[Dataset rows about figures]
-- -- --

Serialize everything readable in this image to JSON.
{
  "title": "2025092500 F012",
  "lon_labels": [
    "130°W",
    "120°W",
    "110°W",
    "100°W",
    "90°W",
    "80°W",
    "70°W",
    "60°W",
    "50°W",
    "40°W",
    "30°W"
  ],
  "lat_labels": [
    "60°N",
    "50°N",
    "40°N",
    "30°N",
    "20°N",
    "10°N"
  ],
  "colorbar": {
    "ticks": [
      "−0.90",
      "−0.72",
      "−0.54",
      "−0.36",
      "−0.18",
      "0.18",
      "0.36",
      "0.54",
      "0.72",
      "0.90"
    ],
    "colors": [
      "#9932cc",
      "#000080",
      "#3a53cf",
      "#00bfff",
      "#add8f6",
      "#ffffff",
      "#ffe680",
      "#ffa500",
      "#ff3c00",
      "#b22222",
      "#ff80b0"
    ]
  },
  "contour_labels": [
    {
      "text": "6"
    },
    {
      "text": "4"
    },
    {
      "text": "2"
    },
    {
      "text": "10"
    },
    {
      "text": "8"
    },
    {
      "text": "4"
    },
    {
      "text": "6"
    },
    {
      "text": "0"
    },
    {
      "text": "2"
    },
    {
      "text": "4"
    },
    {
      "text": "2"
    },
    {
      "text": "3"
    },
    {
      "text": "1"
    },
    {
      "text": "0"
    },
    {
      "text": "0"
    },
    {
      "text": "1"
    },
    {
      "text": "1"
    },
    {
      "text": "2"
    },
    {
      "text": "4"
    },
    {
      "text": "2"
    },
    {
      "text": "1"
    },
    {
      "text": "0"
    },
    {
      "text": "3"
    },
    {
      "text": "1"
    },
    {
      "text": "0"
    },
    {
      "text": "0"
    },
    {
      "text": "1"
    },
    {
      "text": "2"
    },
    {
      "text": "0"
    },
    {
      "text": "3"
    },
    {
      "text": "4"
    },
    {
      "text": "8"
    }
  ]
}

-- -- --

Instruction:
Extract each line from the listing above, please, and repeat it exactly.

Finished task:
Serialize everything readable in this image to JSON.
{
  "title": "2025092500 F012",
  "lon_labels": [
    "130°W",
    "120°W",
    "110°W",
    "100°W",
    "90°W",
    "80°W",
    "70°W",
    "60°W",
    "50°W",
    "40°W",
    "30°W"
  ],
  "lat_labels": [
    "60°N",
    "50°N",
    "40°N",
    "30°N",
    "20°N",
    "10°N"
  ],
  "colorbar": {
    "ticks": [
      "−0.90",
      "−0.72",
      "−0.54",
      "−0.36",
      "−0.18",
      "0.18",
      "0.36",
      "0.54",
      "0.72",
      "0.90"
    ],
    "colors": [
      "#9932cc",
      "#000080",
      "#3a53cf",
      "#00bfff",
      "#add8f6",
      "#ffffff",
      "#ffe680",
      "#ffa500",
      "#ff3c00",
      "#b22222",
      "#ff80b0"
    ]
  },
  "contour_labels": [
    {
      "text": "6"
    },
    {
      "text": "4"
    },
    {
      "text": "2"
    },
    {
      "text": "10"
    },
    {
      "text": "8"
    },
    {
      "text": "4"
    },
    {
      "text": "6"
    },
    {
      "text": "0"
    },
    {
      "text": "2"
    },
    {
      "text": "4"
    },
    {
      "text": "2"
    },
    {
      "text": "3"
    },
    {
      "text": "1"
    },
    {
      "text": "0"
    },
    {
      "text": "0"
    },
    {
      "text": "1"
    },
    {
      "text": "1"
    },
    {
      "text": "2"
    },
    {
      "text": "4"
    },
    {
      "text": "2"
    },
    {
      "text": "1"
    },
    {
      "text": "0"
    },
    {
      "text": "3"
    },
    {
      "text": "1"
    },
    {
      "text": "0"
    },
    {
      "text": "0"
    },
    {
      "text": "1"
    },
    {
      "text": "2"
    },
    {
      "text": "0"
    },
    {
      "text": "3"
    },
    {
      "text": "4"
    },
    {
      "text": "8"
    }
  ]
}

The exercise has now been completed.